Pick one or several attributes to form the key and give a name to the key.

Notes

SORT_KEY can be used with tables and materialized views in Snowflake, Amazon Redshift and Azure SQL Database. Azure SQL Database supports clustered indexes also for views.

SORT_KEY can be used with tables in Azure Synapse SQL and Databricks SQL.

Check Export SQL/Entity SQL after defining a SORT_KEY to see generated DDL.

Examples

Snowflake CLUSTER BY

Key definition:

DEFINITION

KEY NAME: SORTKEY_F_TRIP
KEY TYPE: SORT_KEY
ATTRIBUTE 1: trip_wid

DDL generated by Agile Data Engine:

SQL

CREATE TABLE pub.F_TRIP (
  ...
) CLUSTER BY (trip_wid);

Amazon Redshift COMPOUND SORTKEY

Key definition:

DEFINITION

KEY NAME: SORTKEY_F_TRIP
KEY TYPE: SORT_KEY
ATTRIBUTE 1: trip_wid

DDL generated by Agile Data Engine:

SQL

CREATE TABLE pub.F_TRIP (
  ...
) COMPOUND SORTKEY (trip_wid);

Azure SQL Database CLUSTERED INDEX

Key definition:

DEFINITION

KEY NAME: SORTKEY_F_TRIP
KEY TYPE: SORT_KEY
ATTRIBUTE 1: trip_wid

DDL generated by Agile Data Engine:

SQL

CREATE TABLE [pub].[F_TRIP] (
  ...
);
CREATE CLUSTERED INDEX [SORTKEY_F_TRIP] ON [pub].[F_TRIP] ([trip_wid]);

Azure Synapse SQL CLUSTERED INDEX

Key definition:

DEFINITION

KEY NAME: SORTKEY_F_TRIP
KEY TYPE: SORT_KEY
ATTRIBUTE 1: trip_wid

DDL generated by Agile Data Engine:

SQL

CREATE TABLE [pub].[F_TRIP] (
  ...
) WITH (CLUSTERED INDEX ([trip_wid]));

Google BigQuery CLUSTER BY

Key definition:

DEFINITION

KEY NAME: SORTKEY_F_TRIP
KEY TYPE: SORT_KEY
ATTRIBUTE 1: trip_wid

DDL generated by Agile Data Engine:

SQL

CREATE TABLE pub.F_TRIP (
  ...
) CLUSTER BY (trip_wid);

Databricks SQL CLUSTER BY

Please do pay attention to the text in Databricks SQL documentation:

CODE

Clustering is not compatible with partitioning or ZORDER, 
and requires that you use Databricks to manage all layout and 
optimization operations for data in your table.

Therefore in case both CLUSTERING and PARTITIONING is defined for Databricks SQL table, only CLUSTERING will be applied by Agile Data Engine.

Key definition:

DEFINITION

KEY NAME: SORTKEY_F_TRIP
KEY TYPE: SORT_KEY
ATTRIBUTE 1: trip_wid

DDL generated by Agile Data Engine:

SQL

CREATE TABLE pub.F_TRIP (
  ...
) CLUSTER BY (trip_wid);

(Listings of boxed layout items)
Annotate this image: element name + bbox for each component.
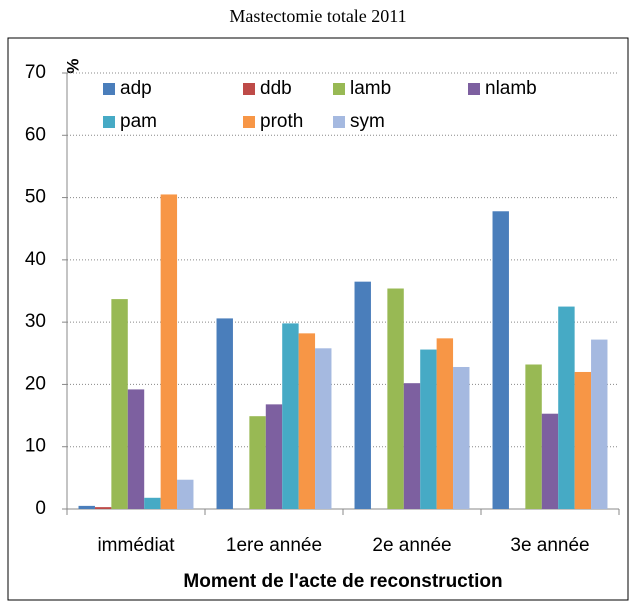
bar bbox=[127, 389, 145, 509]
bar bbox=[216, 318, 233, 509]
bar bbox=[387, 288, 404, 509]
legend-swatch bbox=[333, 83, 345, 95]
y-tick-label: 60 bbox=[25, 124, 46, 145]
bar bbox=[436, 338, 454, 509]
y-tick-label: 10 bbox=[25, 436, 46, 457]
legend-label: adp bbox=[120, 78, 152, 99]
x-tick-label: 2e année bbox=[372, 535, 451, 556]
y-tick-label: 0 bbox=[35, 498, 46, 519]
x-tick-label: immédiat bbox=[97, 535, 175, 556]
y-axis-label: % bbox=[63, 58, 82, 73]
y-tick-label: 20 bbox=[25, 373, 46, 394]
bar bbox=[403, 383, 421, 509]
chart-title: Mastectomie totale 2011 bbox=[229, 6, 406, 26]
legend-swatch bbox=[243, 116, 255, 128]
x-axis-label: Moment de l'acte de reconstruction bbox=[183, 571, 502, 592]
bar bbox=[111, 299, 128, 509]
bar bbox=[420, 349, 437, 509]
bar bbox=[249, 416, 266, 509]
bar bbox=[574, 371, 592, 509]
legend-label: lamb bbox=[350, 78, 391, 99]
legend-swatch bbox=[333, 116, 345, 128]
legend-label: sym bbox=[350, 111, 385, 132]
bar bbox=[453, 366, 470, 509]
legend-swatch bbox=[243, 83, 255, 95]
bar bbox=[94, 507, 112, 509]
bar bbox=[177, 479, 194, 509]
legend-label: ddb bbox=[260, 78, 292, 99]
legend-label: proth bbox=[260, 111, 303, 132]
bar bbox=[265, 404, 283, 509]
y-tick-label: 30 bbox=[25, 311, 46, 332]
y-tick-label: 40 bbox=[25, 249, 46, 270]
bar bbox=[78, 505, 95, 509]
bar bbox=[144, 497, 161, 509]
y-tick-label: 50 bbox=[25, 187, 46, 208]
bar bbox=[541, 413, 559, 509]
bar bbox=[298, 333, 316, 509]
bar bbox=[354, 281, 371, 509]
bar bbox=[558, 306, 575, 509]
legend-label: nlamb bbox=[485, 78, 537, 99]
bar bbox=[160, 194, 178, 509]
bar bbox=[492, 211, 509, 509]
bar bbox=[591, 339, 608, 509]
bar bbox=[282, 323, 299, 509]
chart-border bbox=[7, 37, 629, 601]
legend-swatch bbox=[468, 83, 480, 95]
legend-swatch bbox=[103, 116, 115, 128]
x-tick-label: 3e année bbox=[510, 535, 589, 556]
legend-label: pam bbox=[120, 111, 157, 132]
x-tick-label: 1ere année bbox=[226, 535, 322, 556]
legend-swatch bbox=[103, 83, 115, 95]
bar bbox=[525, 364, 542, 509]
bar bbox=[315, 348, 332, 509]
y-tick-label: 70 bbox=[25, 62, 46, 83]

* Job *
Answer these questions from the SORT_KEY text:
(a) Which platform supports clustered indexes for views as well?
(b) What should be checked after defining a SORT_KEY to see the generated DDL?
(c) If both clustering and partitioning are defined for a Databricks SQL table, what does Agile Data Engine apply?

* Solution *
(a) Azure SQL Database
(b) Export SQL/Entity SQL
(c) Only clustering